### What the task asks
Lines that contain the string "Ions" are to be copied; leave out all others.

════════

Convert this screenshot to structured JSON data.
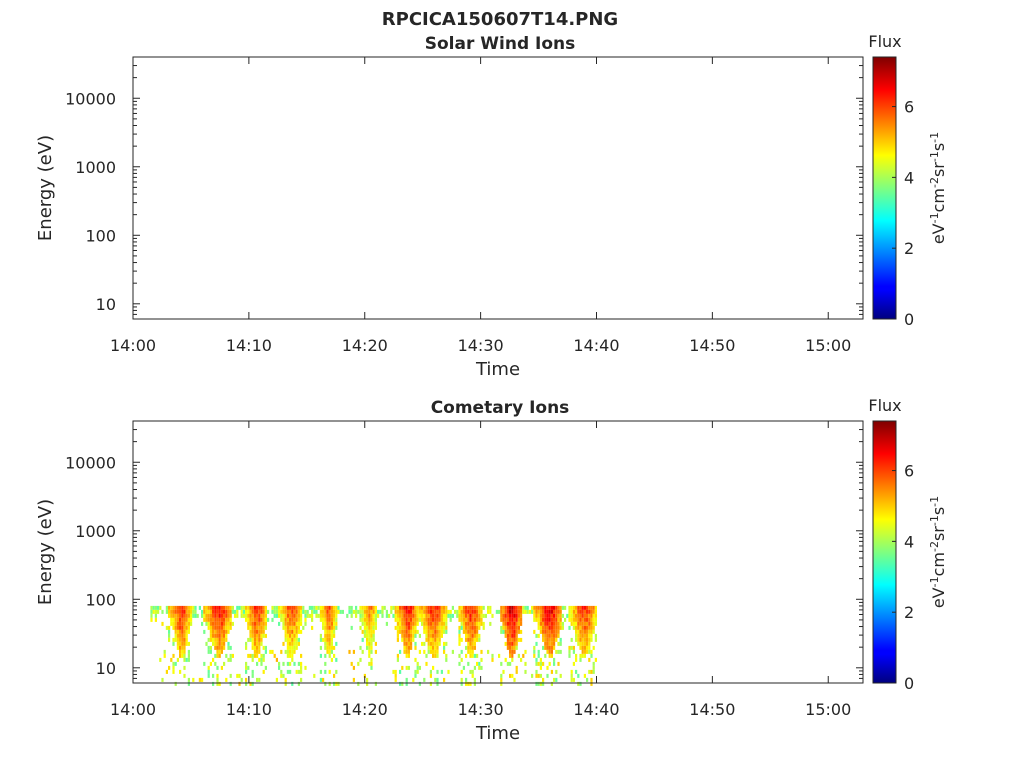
{
  "figure_title": "RPCICA150607T14.PNG",
  "chart_data": [
    {
      "type": "heatmap",
      "title": "Solar Wind Ions",
      "xlabel": "Time",
      "ylabel": "Energy (eV)",
      "x_ticks": [
        "14:00",
        "14:10",
        "14:20",
        "14:30",
        "14:40",
        "14:50",
        "15:00"
      ],
      "xlim": [
        "14:00",
        "15:03"
      ],
      "y_scale": "log",
      "y_ticks": [
        10,
        100,
        1000,
        10000
      ],
      "y_tick_labels": [
        "10",
        "100",
        "1000",
        "10000"
      ],
      "ylim": [
        6,
        40000
      ],
      "grid": false,
      "colorbar": {
        "title": "Flux",
        "label": "eV-1cm-2sr-1s-1",
        "range": [
          0,
          7.4
        ],
        "ticks": [
          0,
          2,
          4,
          6
        ],
        "colormap": "jet"
      },
      "z_values": []
    },
    {
      "type": "heatmap",
      "title": "Cometary Ions",
      "xlabel": "Time",
      "ylabel": "Energy (eV)",
      "x_ticks": [
        "14:00",
        "14:10",
        "14:20",
        "14:30",
        "14:40",
        "14:50",
        "15:00"
      ],
      "xlim": [
        "14:00",
        "15:03"
      ],
      "y_scale": "log",
      "y_ticks": [
        10,
        100,
        1000,
        10000
      ],
      "y_tick_labels": [
        "10",
        "100",
        "1000",
        "10000"
      ],
      "ylim": [
        6,
        40000
      ],
      "grid": false,
      "colorbar": {
        "title": "Flux",
        "label": "eV-1cm-2sr-1s-1",
        "range": [
          0,
          7.4
        ],
        "ticks": [
          0,
          2,
          4,
          6
        ],
        "colormap": "jet"
      },
      "data_extent": {
        "x": [
          "14:01:30",
          "14:40:00"
        ],
        "y": [
          6,
          80
        ]
      },
      "bursts": [
        {
          "start": "14:03:00",
          "end": "14:05:00",
          "peak": 6.3
        },
        {
          "start": "14:06:00",
          "end": "14:08:30",
          "peak": 6.4
        },
        {
          "start": "14:09:30",
          "end": "14:11:30",
          "peak": 6.2
        },
        {
          "start": "14:12:30",
          "end": "14:14:30",
          "peak": 6.0
        },
        {
          "start": "14:16:00",
          "end": "14:17:30",
          "peak": 6.0
        },
        {
          "start": "14:19:30",
          "end": "14:21:00",
          "peak": 5.6
        },
        {
          "start": "14:22:30",
          "end": "14:24:30",
          "peak": 6.4
        },
        {
          "start": "14:24:30",
          "end": "14:27:00",
          "peak": 6.2
        },
        {
          "start": "14:28:00",
          "end": "14:30:00",
          "peak": 6.3
        },
        {
          "start": "14:31:30",
          "end": "14:33:30",
          "peak": 6.8
        },
        {
          "start": "14:34:30",
          "end": "14:37:00",
          "peak": 6.6
        },
        {
          "start": "14:37:30",
          "end": "14:40:00",
          "peak": 6.2
        }
      ]
    }
  ]
}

════════

### The result
      "title": "Solar Wind Ions",
      "title": "Cometary Ions",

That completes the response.